— Start THE RECORDS —
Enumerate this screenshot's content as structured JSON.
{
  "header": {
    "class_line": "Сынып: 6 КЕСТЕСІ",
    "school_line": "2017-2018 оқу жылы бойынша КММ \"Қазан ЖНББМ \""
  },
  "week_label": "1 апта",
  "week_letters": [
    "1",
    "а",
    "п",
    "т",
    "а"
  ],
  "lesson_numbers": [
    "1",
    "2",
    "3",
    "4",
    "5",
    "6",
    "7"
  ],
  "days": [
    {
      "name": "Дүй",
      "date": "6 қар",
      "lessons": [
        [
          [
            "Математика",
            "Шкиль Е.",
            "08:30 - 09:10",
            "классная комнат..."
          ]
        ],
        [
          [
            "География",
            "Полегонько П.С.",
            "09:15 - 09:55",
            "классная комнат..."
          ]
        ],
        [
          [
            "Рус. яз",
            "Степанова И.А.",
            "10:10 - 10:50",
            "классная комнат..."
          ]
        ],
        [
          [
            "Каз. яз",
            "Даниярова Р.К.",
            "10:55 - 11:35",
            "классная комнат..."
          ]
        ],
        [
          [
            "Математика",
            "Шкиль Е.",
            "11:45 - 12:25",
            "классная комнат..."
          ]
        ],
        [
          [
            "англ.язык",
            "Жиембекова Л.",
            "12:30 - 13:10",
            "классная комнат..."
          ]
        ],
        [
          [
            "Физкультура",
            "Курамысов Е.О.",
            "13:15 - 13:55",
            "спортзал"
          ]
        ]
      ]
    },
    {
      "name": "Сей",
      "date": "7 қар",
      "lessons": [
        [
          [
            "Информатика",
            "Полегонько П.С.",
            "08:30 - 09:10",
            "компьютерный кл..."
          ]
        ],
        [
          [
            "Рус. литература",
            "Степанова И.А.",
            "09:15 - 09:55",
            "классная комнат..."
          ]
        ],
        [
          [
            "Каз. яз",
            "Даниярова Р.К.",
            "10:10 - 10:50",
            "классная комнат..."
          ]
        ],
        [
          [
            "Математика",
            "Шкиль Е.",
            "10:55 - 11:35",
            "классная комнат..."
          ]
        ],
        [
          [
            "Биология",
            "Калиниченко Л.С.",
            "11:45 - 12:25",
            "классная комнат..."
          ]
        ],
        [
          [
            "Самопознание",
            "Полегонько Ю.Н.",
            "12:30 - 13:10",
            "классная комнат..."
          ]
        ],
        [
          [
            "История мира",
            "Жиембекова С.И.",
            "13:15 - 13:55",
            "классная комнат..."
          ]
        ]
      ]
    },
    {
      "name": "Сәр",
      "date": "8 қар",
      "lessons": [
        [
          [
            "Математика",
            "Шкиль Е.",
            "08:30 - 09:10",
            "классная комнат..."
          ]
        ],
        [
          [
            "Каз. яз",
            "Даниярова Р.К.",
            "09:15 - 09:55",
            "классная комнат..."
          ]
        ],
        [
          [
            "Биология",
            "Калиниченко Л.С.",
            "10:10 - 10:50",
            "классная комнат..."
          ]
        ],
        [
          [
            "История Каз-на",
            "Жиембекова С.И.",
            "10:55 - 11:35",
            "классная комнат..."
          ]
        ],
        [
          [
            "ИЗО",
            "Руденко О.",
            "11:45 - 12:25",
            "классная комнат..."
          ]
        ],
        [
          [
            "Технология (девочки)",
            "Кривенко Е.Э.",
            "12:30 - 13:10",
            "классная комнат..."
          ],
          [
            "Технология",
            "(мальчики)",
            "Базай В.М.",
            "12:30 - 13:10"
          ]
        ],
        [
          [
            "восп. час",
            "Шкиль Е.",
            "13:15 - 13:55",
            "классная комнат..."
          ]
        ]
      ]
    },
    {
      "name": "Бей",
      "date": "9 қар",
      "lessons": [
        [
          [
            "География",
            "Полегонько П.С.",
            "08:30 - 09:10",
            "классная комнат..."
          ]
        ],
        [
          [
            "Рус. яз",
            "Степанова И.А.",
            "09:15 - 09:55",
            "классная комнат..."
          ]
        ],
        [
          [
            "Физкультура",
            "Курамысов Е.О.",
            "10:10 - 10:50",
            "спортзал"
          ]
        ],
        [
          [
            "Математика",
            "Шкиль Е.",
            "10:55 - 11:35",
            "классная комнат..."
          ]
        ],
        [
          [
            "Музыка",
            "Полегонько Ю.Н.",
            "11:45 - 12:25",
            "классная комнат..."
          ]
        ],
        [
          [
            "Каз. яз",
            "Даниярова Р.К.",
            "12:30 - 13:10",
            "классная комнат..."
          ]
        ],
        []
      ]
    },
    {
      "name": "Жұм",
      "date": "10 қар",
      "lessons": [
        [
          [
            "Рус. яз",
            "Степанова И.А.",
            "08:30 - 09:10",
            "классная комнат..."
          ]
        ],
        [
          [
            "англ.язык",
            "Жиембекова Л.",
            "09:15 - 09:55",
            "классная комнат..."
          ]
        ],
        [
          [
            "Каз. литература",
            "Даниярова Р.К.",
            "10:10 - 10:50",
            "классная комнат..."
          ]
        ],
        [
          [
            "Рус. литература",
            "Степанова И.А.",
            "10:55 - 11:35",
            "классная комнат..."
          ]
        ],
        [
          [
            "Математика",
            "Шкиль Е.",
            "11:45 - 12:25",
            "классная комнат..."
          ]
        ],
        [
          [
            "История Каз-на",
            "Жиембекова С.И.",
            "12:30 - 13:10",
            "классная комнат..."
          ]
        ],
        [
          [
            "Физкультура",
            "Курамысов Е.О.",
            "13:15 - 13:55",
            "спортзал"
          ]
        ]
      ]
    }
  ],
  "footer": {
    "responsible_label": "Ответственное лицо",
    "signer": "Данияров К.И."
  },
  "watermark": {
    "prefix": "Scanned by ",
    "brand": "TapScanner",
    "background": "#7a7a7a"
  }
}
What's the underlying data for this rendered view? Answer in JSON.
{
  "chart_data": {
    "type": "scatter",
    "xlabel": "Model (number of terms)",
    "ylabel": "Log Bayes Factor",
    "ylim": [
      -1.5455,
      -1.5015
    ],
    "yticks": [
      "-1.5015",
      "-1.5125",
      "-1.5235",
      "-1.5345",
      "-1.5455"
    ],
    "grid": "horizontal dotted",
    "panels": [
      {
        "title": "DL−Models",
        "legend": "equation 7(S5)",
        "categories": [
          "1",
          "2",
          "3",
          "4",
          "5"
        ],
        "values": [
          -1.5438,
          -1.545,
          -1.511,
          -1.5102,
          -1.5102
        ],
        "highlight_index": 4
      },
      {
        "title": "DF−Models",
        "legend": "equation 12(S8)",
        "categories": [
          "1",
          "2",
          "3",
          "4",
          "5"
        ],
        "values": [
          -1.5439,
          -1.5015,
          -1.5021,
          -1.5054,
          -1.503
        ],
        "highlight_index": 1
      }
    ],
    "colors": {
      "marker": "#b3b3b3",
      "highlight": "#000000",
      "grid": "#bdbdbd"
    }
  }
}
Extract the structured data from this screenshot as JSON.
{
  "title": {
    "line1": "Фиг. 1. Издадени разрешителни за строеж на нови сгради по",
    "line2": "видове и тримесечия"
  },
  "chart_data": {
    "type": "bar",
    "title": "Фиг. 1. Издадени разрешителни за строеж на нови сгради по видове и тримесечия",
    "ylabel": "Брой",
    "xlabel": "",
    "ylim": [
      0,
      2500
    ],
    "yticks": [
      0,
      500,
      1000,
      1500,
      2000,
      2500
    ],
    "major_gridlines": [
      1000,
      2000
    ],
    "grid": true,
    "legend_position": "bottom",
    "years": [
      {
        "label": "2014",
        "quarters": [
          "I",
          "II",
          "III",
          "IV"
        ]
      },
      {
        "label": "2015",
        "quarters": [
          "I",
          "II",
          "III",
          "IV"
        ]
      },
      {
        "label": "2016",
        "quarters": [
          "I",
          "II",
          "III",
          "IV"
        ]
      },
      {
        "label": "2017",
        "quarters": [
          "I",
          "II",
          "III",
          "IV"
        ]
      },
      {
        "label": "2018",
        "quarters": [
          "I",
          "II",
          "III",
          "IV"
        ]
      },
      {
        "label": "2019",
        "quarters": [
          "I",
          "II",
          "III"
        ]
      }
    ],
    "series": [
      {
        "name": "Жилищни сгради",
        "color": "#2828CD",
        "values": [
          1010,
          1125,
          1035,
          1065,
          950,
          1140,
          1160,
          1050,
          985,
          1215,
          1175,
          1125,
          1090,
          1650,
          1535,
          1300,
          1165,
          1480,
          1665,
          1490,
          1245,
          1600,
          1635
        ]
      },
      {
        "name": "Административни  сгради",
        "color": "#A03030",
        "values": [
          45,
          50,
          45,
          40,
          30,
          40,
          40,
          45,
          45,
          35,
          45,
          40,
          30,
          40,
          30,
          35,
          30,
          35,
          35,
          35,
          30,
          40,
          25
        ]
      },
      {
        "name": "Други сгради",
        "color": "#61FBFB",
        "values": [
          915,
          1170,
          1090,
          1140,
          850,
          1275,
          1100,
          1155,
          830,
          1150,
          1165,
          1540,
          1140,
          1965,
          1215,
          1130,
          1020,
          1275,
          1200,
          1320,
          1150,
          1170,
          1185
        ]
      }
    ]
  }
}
— End THE RECORDS —
- **WHAT TO DO**
Review the material and copy each line in which the word "screenshot" appears.

- **OUTPUT**
Enumerate this screenshot's content as structured JSON.
Extract the structured data from this screenshot as JSON.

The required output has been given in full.